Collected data
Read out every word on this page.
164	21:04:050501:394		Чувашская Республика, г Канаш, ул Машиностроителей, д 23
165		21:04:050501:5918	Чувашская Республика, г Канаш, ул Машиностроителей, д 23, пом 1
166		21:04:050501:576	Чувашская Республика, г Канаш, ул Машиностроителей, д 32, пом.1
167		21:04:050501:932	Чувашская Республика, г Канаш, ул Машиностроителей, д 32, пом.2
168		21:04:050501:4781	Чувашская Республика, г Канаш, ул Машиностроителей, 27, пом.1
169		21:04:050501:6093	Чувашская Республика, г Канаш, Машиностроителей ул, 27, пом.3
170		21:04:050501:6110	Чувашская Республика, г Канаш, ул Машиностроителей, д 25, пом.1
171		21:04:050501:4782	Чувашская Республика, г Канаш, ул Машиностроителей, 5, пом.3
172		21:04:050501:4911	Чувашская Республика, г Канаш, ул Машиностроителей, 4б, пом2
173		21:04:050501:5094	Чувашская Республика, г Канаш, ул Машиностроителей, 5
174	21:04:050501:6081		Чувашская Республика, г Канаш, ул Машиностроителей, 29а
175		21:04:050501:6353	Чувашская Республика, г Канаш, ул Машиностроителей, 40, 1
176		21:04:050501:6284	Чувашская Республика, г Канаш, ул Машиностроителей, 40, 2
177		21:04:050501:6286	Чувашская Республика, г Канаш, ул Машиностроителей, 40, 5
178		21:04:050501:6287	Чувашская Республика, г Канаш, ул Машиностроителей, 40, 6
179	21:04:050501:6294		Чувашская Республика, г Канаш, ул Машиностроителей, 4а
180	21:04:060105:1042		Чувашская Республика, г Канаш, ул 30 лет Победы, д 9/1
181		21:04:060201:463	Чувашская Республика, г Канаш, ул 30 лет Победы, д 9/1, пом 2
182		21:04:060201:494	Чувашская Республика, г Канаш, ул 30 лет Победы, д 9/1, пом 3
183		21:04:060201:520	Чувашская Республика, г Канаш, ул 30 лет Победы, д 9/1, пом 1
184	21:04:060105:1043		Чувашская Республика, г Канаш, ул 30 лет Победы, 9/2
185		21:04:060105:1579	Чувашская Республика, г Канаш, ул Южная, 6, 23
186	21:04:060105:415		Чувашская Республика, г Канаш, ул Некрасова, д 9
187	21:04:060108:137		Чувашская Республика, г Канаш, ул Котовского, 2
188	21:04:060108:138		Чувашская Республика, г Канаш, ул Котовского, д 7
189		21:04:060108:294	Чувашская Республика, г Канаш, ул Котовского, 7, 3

▸ Written exercise
All of the entries above must be quoted exactly.

▸ Right answer
Read out every word on this page.
164	21:04:050501:394		Чувашская Республика, г Канаш, ул Машиностроителей, д 23
165		21:04:050501:5918	Чувашская Республика, г Канаш, ул Машиностроителей, д 23, пом 1
166		21:04:050501:576	Чувашская Республика, г Канаш, ул Машиностроителей, д 32, пом.1
167		21:04:050501:932	Чувашская Республика, г Канаш, ул Машиностроителей, д 32, пом.2
168		21:04:050501:4781	Чувашская Республика, г Канаш, ул Машиностроителей, 27, пом.1
169		21:04:050501:6093	Чувашская Республика, г Канаш, Машиностроителей ул, 27, пом.3
170		21:04:050501:6110	Чувашская Республика, г Канаш, ул Машиностроителей, д 25, пом.1
171		21:04:050501:4782	Чувашская Республика, г Канаш, ул Машиностроителей, 5, пом.3
172		21:04:050501:4911	Чувашская Республика, г Канаш, ул Машиностроителей, 4б, пом2
173		21:04:050501:5094	Чувашская Республика, г Канаш, ул Машиностроителей, 5
174	21:04:050501:6081		Чувашская Республика, г Канаш, ул Машиностроителей, 29а
175		21:04:050501:6353	Чувашская Республика, г Канаш, ул Машиностроителей, 40, 1
176		21:04:050501:6284	Чувашская Республика, г Канаш, ул Машиностроителей, 40, 2
177		21:04:050501:6286	Чувашская Республика, г Канаш, ул Машиностроителей, 40, 5
178		21:04:050501:6287	Чувашская Республика, г Канаш, ул Машиностроителей, 40, 6
179	21:04:050501:6294		Чувашская Республика, г Канаш, ул Машиностроителей, 4а
180	21:04:060105:1042		Чувашская Республика, г Канаш, ул 30 лет Победы, д 9/1
181		21:04:060201:463	Чувашская Республика, г Канаш, ул 30 лет Победы, д 9/1, пом 2
182		21:04:060201:494	Чувашская Республика, г Канаш, ул 30 лет Победы, д 9/1, пом 3
183		21:04:060201:520	Чувашская Республика, г Канаш, ул 30 лет Победы, д 9/1, пом 1
184	21:04:060105:1043		Чувашская Республика, г Канаш, ул 30 лет Победы, 9/2
185		21:04:060105:1579	Чувашская Республика, г Канаш, ул Южная, 6, 23
186	21:04:060105:415		Чувашская Республика, г Канаш, ул Некрасова, д 9
187	21:04:060108:137		Чувашская Республика, г Канаш, ул Котовского, 2
188	21:04:060108:138		Чувашская Республика, г Канаш, ул Котовского, д 7
189		21:04:060108:294	Чувашская Республика, г Канаш, ул Котовского, 7, 3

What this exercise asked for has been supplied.